• **EXERCISE**
Output the full listing below exactly.

◇ ◇ ◇ ◇

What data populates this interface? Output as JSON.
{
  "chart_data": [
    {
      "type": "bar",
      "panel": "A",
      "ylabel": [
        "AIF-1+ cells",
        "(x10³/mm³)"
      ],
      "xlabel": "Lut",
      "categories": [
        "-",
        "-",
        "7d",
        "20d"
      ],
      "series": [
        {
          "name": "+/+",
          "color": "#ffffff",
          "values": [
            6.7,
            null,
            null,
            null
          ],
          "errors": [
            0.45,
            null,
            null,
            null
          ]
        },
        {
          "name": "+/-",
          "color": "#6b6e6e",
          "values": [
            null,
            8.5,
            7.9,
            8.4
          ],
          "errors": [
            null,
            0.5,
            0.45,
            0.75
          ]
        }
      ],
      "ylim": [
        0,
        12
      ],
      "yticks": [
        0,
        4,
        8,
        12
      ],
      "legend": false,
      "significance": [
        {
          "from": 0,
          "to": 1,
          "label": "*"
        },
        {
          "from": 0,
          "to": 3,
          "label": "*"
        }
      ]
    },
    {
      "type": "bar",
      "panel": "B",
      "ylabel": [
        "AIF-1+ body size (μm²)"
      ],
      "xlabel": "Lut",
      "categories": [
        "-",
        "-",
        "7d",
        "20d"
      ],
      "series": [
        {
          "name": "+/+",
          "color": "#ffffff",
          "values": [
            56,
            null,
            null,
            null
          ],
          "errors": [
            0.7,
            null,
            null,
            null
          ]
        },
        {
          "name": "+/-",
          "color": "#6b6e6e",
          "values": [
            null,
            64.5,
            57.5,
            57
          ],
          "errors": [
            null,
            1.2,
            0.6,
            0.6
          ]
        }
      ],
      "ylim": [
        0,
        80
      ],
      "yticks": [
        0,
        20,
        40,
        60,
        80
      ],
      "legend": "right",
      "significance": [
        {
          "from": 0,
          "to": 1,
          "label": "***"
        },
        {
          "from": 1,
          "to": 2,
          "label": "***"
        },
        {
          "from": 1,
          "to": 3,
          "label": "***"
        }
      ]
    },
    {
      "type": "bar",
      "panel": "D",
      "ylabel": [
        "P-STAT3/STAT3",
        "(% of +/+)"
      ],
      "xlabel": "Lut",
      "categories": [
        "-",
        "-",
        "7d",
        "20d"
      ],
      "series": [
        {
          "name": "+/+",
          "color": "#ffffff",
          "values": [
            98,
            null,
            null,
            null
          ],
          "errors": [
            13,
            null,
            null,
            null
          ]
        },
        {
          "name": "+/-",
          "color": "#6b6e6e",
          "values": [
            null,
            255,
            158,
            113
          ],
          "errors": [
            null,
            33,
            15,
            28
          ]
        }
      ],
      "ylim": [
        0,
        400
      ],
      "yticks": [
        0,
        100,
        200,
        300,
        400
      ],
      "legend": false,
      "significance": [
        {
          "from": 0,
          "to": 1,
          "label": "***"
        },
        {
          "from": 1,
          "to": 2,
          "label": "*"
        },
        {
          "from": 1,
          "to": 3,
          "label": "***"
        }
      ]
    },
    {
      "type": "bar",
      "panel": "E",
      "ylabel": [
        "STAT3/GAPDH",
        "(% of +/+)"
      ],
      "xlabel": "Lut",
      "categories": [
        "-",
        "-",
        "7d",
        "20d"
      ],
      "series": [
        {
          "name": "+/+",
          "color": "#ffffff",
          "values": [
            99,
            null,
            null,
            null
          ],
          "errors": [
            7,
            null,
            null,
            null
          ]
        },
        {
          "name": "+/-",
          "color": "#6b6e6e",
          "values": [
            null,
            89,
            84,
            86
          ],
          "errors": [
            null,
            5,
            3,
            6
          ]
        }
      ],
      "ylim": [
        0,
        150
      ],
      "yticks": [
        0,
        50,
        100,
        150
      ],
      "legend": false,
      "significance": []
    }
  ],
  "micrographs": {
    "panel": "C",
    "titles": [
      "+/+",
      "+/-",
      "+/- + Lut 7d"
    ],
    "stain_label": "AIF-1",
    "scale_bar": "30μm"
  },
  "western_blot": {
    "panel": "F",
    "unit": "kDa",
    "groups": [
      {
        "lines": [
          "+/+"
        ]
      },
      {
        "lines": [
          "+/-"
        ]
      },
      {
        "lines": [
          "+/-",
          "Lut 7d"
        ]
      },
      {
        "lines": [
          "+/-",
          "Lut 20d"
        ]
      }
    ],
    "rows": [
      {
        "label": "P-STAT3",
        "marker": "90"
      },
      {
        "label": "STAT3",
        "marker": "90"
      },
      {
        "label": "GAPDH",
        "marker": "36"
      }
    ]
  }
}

◇ ◇ ◇ ◇

• **SOLUTION TO THE EXERCISE**
What data populates this interface? Output as JSON.
{
  "chart_data": [
    {
      "type": "bar",
      "panel": "A",
      "ylabel": [
        "AIF-1+ cells",
        "(x10³/mm³)"
      ],
      "xlabel": "Lut",
      "categories": [
        "-",
        "-",
        "7d",
        "20d"
      ],
      "series": [
        {
          "name": "+/+",
          "color": "#ffffff",
          "values": [
            6.7,
            null,
            null,
            null
          ],
          "errors": [
            0.45,
            null,
            null,
            null
          ]
        },
        {
          "name": "+/-",
          "color": "#6b6e6e",
          "values": [
            null,
            8.5,
            7.9,
            8.4
          ],
          "errors": [
            null,
            0.5,
            0.45,
            0.75
          ]
        }
      ],
      "ylim": [
        0,
        12
      ],
      "yticks": [
        0,
        4,
        8,
        12
      ],
      "legend": false,
      "significance": [
        {
          "from": 0,
          "to": 1,
          "label": "*"
        },
        {
          "from": 0,
          "to": 3,
          "label": "*"
        }
      ]
    },
    {
      "type": "bar",
      "panel": "B",
      "ylabel": [
        "AIF-1+ body size (μm²)"
      ],
      "xlabel": "Lut",
      "categories": [
        "-",
        "-",
        "7d",
        "20d"
      ],
      "series": [
        {
          "name": "+/+",
          "color": "#ffffff",
          "values": [
            56,
            null,
            null,
            null
          ],
          "errors": [
            0.7,
            null,
            null,
            null
          ]
        },
        {
          "name": "+/-",
          "color": "#6b6e6e",
          "values": [
            null,
            64.5,
            57.5,
            57
          ],
          "errors": [
            null,
            1.2,
            0.6,
            0.6
          ]
        }
      ],
      "ylim": [
        0,
        80
      ],
      "yticks": [
        0,
        20,
        40,
        60,
        80
      ],
      "legend": "right",
      "significance": [
        {
          "from": 0,
          "to": 1,
          "label": "***"
        },
        {
          "from": 1,
          "to": 2,
          "label": "***"
        },
        {
          "from": 1,
          "to": 3,
          "label": "***"
        }
      ]
    },
    {
      "type": "bar",
      "panel": "D",
      "ylabel": [
        "P-STAT3/STAT3",
        "(% of +/+)"
      ],
      "xlabel": "Lut",
      "categories": [
        "-",
        "-",
        "7d",
        "20d"
      ],
      "series": [
        {
          "name": "+/+",
          "color": "#ffffff",
          "values": [
            98,
            null,
            null,
            null
          ],
          "errors": [
            13,
            null,
            null,
            null
          ]
        },
        {
          "name": "+/-",
          "color": "#6b6e6e",
          "values": [
            null,
            255,
            158,
            113
          ],
          "errors": [
            null,
            33,
            15,
            28
          ]
        }
      ],
      "ylim": [
        0,
        400
      ],
      "yticks": [
        0,
        100,
        200,
        300,
        400
      ],
      "legend": false,
      "significance": [
        {
          "from": 0,
          "to": 1,
          "label": "***"
        },
        {
          "from": 1,
          "to": 2,
          "label": "*"
        },
        {
          "from": 1,
          "to": 3,
          "label": "***"
        }
      ]
    },
    {
      "type": "bar",
      "panel": "E",
      "ylabel": [
        "STAT3/GAPDH",
        "(% of +/+)"
      ],
      "xlabel": "Lut",
      "categories": [
        "-",
        "-",
        "7d",
        "20d"
      ],
      "series": [
        {
          "name": "+/+",
          "color": "#ffffff",
          "values": [
            99,
            null,
            null,
            null
          ],
          "errors": [
            7,
            null,
            null,
            null
          ]
        },
        {
          "name": "+/-",
          "color": "#6b6e6e",
          "values": [
            null,
            89,
            84,
            86
          ],
          "errors": [
            null,
            5,
            3,
            6
          ]
        }
      ],
      "ylim": [
        0,
        150
      ],
      "yticks": [
        0,
        50,
        100,
        150
      ],
      "legend": false,
      "significance": []
    }
  ],
  "micrographs": {
    "panel": "C",
    "titles": [
      "+/+",
      "+/-",
      "+/- + Lut 7d"
    ],
    "stain_label": "AIF-1",
    "scale_bar": "30μm"
  },
  "western_blot": {
    "panel": "F",
    "unit": "kDa",
    "groups": [
      {
        "lines": [
          "+/+"
        ]
      },
      {
        "lines": [
          "+/-"
        ]
      },
      {
        "lines": [
          "+/-",
          "Lut 7d"
        ]
      },
      {
        "lines": [
          "+/-",
          "Lut 20d"
        ]
      }
    ],
    "rows": [
      {
        "label": "P-STAT3",
        "marker": "90"
      },
      {
        "label": "STAT3",
        "marker": "90"
      },
      {
        "label": "GAPDH",
        "marker": "36"
      }
    ]
  }
}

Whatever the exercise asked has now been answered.